● Excerpted text:
/---

The Scatter Map
I know some people swear by them - though I have hardly ever seen anyone using them to take notes - but I have never been able to get on with Mind Maps, especially for thinking. I find the need to join everything together in a rigid structure branching out from a central point doesn’t fit the way I think, which is far more discursive and with conclusions emerging rather than being arrived at by a logical procedure.
At the time I wrote Get Everything Done and Still Have Time to Play, I developed something which I called a Scatter Map. The basic idea was to scatter thoughts at random across the page and then do any linking, commenting or emphasizing that seemed necessary. There were basically no rules - which is what I like when I’m thinking.
At the top left is the sample scatter map from Get Everything Done (click on the thumbnail to enlarge). For reasons of legibility it is quite a simple one, orginally written on a sheet of A4 paper and then reduced to the size of the book page.

\---

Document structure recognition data
/---

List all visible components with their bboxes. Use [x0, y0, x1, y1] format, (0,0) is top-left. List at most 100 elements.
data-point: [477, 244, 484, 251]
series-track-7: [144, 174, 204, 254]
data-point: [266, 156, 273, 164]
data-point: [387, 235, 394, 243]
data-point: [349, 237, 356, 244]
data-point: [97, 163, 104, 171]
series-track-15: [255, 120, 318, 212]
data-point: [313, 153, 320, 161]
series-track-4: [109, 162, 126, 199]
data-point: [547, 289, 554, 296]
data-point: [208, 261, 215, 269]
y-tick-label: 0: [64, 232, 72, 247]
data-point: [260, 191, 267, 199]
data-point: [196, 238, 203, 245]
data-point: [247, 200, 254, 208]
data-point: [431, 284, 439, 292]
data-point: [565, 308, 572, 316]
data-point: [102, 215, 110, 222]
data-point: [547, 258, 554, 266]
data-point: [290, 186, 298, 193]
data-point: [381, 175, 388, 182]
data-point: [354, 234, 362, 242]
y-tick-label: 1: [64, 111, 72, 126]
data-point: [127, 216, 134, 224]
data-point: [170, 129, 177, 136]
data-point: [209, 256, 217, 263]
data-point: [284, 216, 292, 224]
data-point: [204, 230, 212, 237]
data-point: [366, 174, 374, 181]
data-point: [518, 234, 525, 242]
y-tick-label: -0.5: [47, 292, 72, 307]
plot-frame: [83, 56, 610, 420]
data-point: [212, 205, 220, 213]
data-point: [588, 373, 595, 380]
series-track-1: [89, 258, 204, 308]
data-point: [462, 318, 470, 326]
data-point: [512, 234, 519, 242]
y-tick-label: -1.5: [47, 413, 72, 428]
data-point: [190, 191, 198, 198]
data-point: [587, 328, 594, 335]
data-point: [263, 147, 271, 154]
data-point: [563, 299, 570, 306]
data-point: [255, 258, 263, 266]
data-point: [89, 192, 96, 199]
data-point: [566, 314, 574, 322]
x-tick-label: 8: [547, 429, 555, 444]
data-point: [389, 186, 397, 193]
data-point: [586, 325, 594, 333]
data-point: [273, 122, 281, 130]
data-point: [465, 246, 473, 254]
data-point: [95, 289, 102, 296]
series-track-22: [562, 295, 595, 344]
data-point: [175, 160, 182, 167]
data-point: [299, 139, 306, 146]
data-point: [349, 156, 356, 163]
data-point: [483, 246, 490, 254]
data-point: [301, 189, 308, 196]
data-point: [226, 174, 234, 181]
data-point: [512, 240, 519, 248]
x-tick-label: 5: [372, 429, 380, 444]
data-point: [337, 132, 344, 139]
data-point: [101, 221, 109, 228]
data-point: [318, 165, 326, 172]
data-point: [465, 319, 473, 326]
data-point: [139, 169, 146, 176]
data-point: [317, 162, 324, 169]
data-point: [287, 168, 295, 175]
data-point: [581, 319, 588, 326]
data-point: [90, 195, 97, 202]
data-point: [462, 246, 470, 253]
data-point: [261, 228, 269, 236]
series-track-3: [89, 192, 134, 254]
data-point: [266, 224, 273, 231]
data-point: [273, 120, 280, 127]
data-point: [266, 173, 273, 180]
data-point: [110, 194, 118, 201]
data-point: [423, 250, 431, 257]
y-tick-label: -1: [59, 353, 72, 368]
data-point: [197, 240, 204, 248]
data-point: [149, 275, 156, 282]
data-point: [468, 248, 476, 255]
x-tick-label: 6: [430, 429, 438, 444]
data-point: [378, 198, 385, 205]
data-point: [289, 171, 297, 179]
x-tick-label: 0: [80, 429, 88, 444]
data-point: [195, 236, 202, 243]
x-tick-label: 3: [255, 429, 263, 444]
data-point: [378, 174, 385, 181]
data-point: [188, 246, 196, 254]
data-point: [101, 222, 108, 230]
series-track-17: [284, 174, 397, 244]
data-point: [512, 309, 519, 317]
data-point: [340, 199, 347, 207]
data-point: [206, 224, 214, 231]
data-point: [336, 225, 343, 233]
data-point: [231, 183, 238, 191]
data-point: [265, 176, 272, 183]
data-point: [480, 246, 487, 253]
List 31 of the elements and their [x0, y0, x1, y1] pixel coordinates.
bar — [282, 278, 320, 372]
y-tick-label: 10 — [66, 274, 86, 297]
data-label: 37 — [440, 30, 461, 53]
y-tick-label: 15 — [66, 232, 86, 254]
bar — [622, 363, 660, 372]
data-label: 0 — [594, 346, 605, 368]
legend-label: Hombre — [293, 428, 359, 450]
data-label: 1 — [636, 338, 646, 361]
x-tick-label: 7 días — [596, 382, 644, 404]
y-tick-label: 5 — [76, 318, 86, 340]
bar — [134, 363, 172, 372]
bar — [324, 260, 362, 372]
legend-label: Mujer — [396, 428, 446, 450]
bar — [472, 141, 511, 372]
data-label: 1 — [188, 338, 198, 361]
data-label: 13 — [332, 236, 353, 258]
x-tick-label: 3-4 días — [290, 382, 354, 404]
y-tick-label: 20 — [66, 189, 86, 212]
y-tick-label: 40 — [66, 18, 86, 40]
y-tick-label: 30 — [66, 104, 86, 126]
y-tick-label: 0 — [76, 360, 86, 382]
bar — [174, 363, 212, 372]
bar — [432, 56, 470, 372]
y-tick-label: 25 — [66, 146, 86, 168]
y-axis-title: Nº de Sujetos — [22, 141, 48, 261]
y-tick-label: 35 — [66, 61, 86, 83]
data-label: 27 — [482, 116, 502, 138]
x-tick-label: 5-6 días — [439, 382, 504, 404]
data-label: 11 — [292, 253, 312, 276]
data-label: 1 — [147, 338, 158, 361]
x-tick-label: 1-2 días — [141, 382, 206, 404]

\---

● What you are asked to do: Carry on the piece about the Scatter Map, picking up right after its final sentence.

● Task response:
Looking at it now, more than 16 years after I wrote it, I can still understand it exactly. The thoughts, the situation, the feelings, the questions, the answers are all totally fresh in my mind.
I doubt whether that would be the case if I’d written a mind map on the same subject. Come to that, what is the subject? There is no subject. It’s just a collection of more or less random thoughts. Some are independent, some follow on from others, some arose separately but have been linked together.
No doubt if I tried hard enough I could succeed in organizing this as a Mind Map. But it would be much less intelligible to me today, and would probably have meant much less to me at the time.